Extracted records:
□ □ □ □
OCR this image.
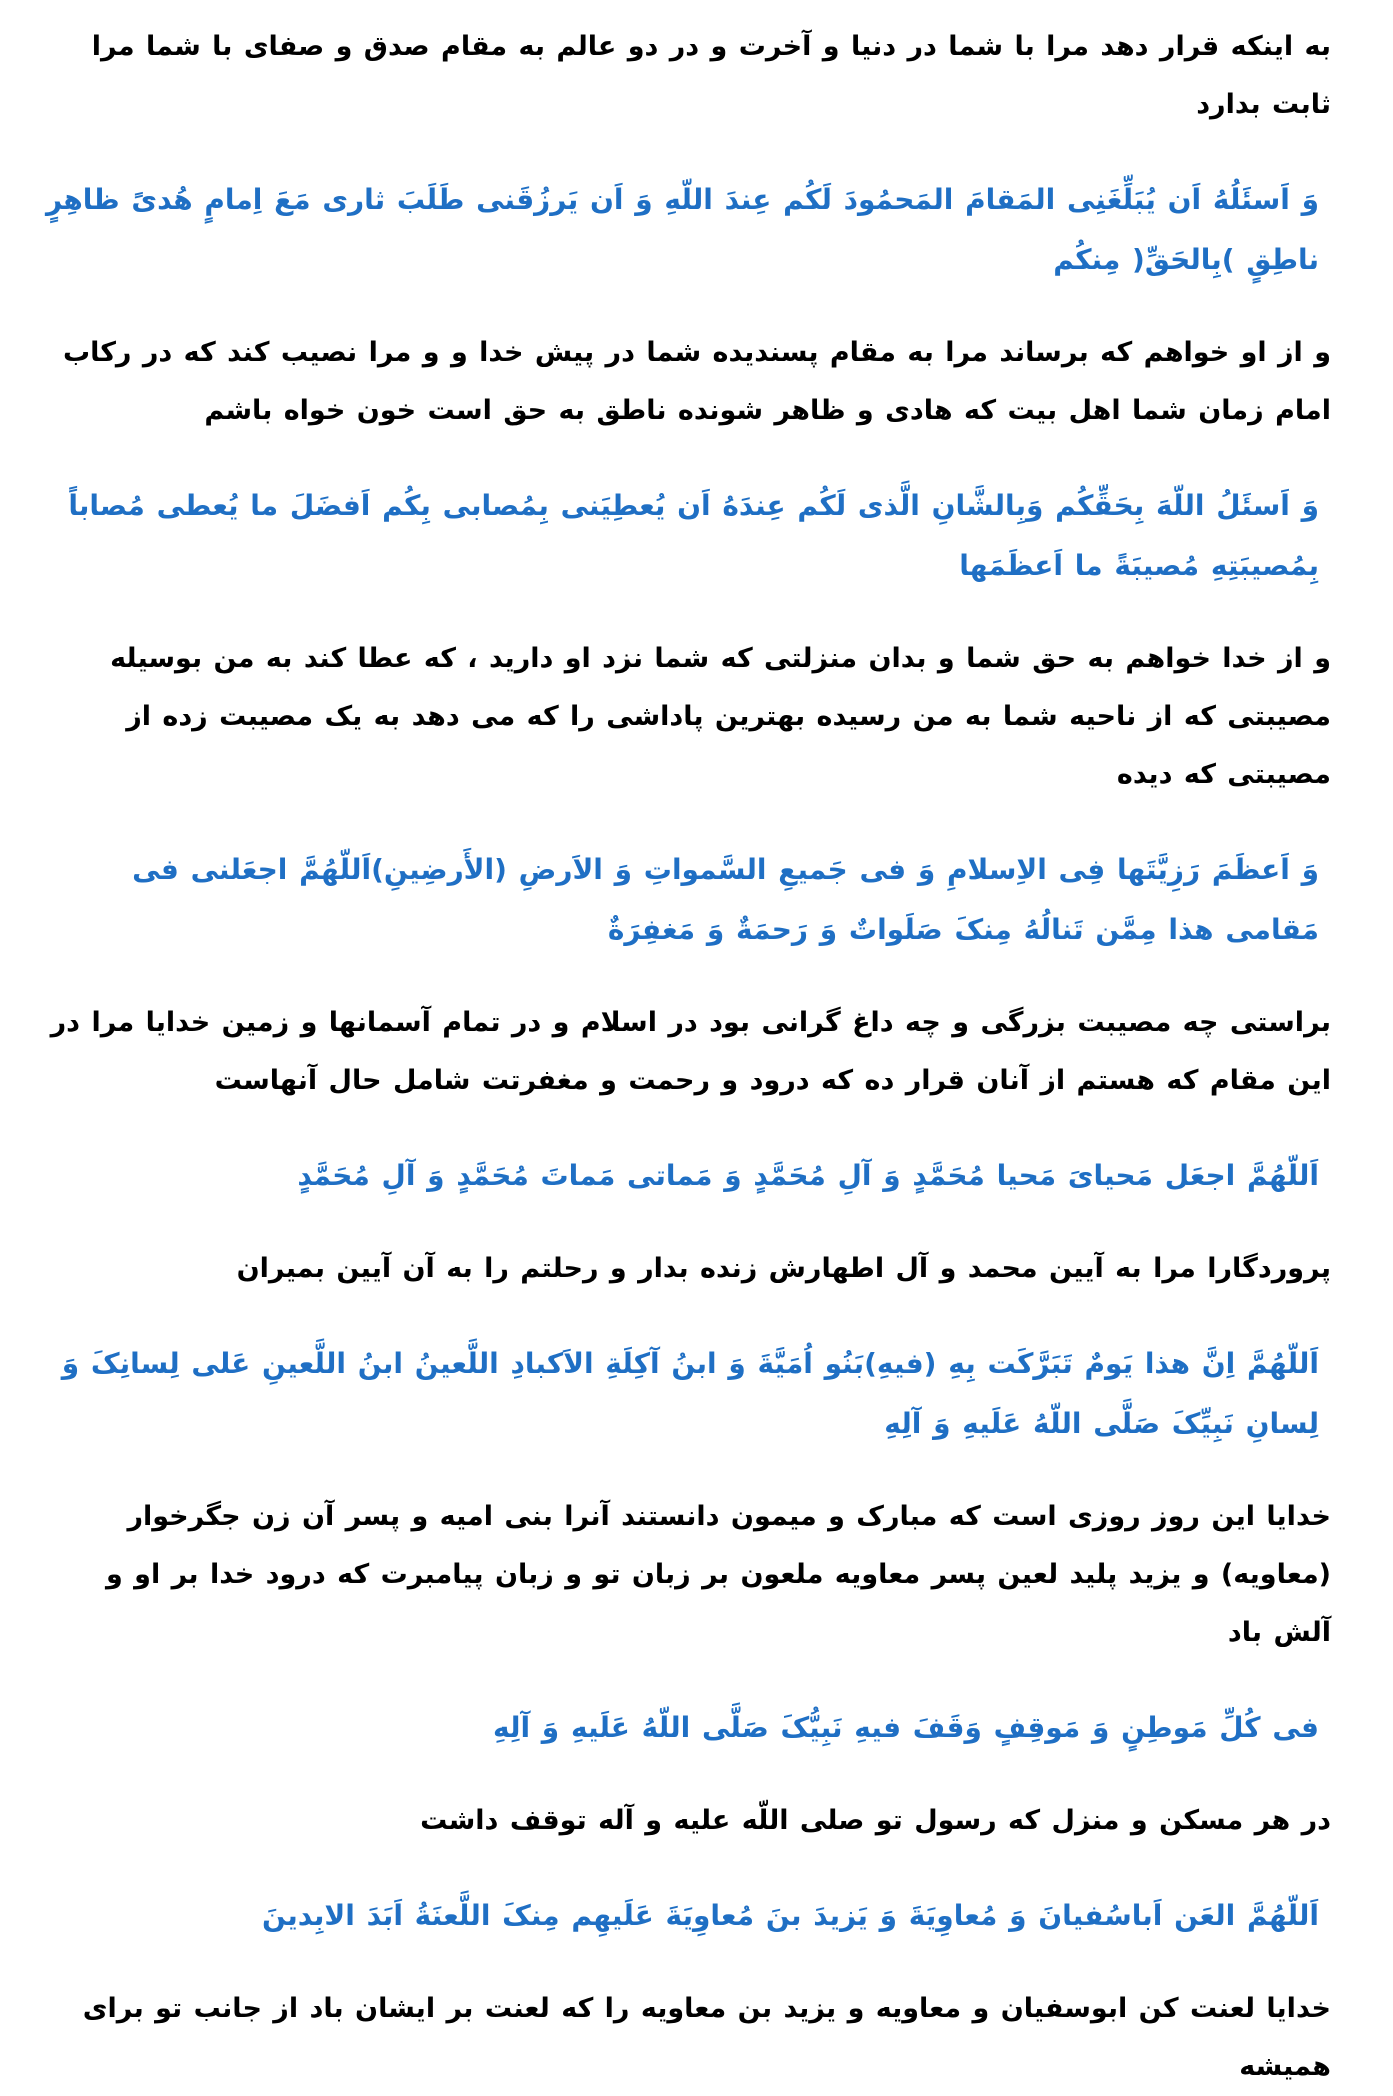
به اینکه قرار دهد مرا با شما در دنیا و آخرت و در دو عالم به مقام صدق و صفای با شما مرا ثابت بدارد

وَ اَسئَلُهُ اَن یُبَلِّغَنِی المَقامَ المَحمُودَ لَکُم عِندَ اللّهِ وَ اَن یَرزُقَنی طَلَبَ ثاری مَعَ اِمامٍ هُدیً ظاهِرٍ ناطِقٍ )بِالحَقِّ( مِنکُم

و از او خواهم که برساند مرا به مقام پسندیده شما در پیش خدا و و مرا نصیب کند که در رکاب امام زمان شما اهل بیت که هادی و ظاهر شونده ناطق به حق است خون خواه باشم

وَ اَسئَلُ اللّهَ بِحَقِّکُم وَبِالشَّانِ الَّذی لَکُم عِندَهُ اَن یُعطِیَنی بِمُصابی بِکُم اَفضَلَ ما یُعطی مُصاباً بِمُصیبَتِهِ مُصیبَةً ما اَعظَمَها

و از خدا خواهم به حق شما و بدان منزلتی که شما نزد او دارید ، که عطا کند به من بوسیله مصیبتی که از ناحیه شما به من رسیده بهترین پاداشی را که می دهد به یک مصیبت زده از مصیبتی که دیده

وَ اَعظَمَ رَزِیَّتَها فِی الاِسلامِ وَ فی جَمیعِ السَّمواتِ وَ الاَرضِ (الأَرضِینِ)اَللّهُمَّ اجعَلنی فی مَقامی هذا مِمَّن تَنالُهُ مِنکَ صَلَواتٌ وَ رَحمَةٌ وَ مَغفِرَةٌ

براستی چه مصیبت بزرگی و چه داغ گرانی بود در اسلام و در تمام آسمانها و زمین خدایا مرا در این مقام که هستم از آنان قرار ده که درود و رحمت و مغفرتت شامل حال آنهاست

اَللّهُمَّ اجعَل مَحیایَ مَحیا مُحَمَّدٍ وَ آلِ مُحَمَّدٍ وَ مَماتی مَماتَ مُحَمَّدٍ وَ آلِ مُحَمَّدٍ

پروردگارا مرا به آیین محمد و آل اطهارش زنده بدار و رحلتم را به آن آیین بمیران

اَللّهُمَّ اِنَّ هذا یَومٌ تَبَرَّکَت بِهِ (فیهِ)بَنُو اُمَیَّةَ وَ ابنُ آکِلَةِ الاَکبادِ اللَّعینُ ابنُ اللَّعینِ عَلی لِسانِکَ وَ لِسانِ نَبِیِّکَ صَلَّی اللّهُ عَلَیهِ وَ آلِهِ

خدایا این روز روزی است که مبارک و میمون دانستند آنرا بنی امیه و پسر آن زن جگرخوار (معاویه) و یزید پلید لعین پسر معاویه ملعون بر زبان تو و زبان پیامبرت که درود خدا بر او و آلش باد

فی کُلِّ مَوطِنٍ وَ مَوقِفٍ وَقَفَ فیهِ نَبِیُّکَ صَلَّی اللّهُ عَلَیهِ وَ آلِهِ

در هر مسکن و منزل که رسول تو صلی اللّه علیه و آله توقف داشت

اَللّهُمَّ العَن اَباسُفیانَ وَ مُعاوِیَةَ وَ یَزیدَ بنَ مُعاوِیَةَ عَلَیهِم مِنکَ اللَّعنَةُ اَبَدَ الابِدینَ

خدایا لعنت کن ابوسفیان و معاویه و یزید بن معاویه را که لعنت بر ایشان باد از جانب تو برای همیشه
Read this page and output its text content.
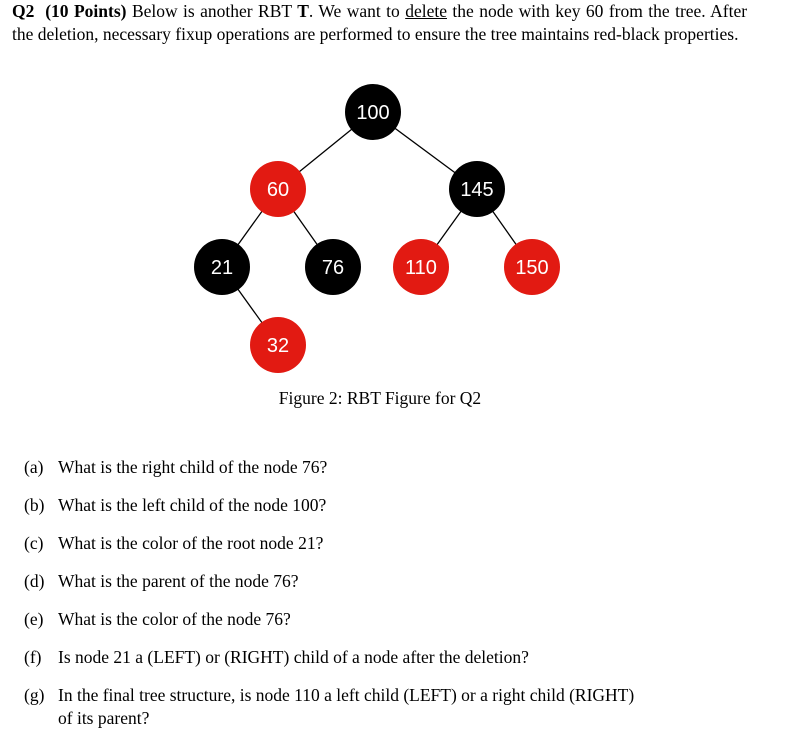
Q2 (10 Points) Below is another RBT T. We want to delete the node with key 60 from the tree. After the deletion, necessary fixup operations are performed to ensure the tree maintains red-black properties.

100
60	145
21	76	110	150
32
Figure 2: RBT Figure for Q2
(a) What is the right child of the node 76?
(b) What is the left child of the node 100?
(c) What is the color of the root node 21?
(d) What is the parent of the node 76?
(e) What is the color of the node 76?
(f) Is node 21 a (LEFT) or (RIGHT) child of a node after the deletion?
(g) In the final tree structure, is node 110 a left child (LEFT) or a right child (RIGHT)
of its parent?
□ □ □ □
**Task:** From the line that contains "Read this page and output its text content." to the end of the material above, output every line exactly, both ends included, but leave out any pictures.

**Exercise response:**
Read this page and output its text content.
Q2 (10 Points) Below is another RBT T. We want to delete the node with key 60 from the tree. After the deletion, necessary fixup operations are performed to ensure the tree maintains red-black properties.

100
60	145
21	76	110	150
32
Figure 2: RBT Figure for Q2
(a) What is the right child of the node 76?
(b) What is the left child of the node 100?
(c) What is the color of the root node 21?
(d) What is the parent of the node 76?
(e) What is the color of the node 76?
(f) Is node 21 a (LEFT) or (RIGHT) child of a node after the deletion?
(g) In the final tree structure, is node 110 a left child (LEFT) or a right child (RIGHT)
of its parent?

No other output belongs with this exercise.